• TASK DESCRIPTION
Copy out the listing exactly.

Saved data entries:
++++++++
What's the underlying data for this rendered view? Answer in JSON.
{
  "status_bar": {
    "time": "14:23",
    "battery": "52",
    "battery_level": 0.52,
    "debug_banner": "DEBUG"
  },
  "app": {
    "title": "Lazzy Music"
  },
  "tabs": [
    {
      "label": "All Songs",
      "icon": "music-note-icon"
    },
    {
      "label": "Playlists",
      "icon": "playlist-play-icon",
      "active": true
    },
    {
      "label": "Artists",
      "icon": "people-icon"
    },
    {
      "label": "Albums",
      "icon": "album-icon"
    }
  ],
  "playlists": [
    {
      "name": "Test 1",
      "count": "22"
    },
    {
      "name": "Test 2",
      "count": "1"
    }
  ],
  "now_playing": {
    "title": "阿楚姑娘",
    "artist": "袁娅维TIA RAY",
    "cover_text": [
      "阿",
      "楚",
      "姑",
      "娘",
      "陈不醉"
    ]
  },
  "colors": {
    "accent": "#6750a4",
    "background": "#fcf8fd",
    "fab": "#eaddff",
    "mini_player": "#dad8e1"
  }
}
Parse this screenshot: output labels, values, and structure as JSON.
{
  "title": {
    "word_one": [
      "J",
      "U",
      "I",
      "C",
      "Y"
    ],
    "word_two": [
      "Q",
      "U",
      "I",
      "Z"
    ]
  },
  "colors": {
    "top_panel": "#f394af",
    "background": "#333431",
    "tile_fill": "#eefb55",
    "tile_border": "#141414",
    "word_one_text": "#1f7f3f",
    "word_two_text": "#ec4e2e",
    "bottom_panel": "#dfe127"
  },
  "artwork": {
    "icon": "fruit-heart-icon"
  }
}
++++++++
• WRITTEN SOLUTION
What's the underlying data for this rendered view? Answer in JSON.
{
  "status_bar": {
    "time": "14:23",
    "battery": "52",
    "battery_level": 0.52,
    "debug_banner": "DEBUG"
  },
  "app": {
    "title": "Lazzy Music"
  },
  "tabs": [
    {
      "label": "All Songs",
      "icon": "music-note-icon"
    },
    {
      "label": "Playlists",
      "icon": "playlist-play-icon",
      "active": true
    },
    {
      "label": "Artists",
      "icon": "people-icon"
    },
    {
      "label": "Albums",
      "icon": "album-icon"
    }
  ],
  "playlists": [
    {
      "name": "Test 1",
      "count": "22"
    },
    {
      "name": "Test 2",
      "count": "1"
    }
  ],
  "now_playing": {
    "title": "阿楚姑娘",
    "artist": "袁娅维TIA RAY",
    "cover_text": [
      "阿",
      "楚",
      "姑",
      "娘",
      "陈不醉"
    ]
  },
  "colors": {
    "accent": "#6750a4",
    "background": "#fcf8fd",
    "fab": "#eaddff",
    "mini_player": "#dad8e1"
  }
}
Parse this screenshot: output labels, values, and structure as JSON.
{
  "title": {
    "word_one": [
      "J",
      "U",
      "I",
      "C",
      "Y"
    ],
    "word_two": [
      "Q",
      "U",
      "I",
      "Z"
    ]
  },
  "colors": {
    "top_panel": "#f394af",
    "background": "#333431",
    "tile_fill": "#eefb55",
    "tile_border": "#141414",
    "word_one_text": "#1f7f3f",
    "word_two_text": "#ec4e2e",
    "bottom_panel": "#dfe127"
  },
  "artwork": {
    "icon": "fruit-heart-icon"
  }
}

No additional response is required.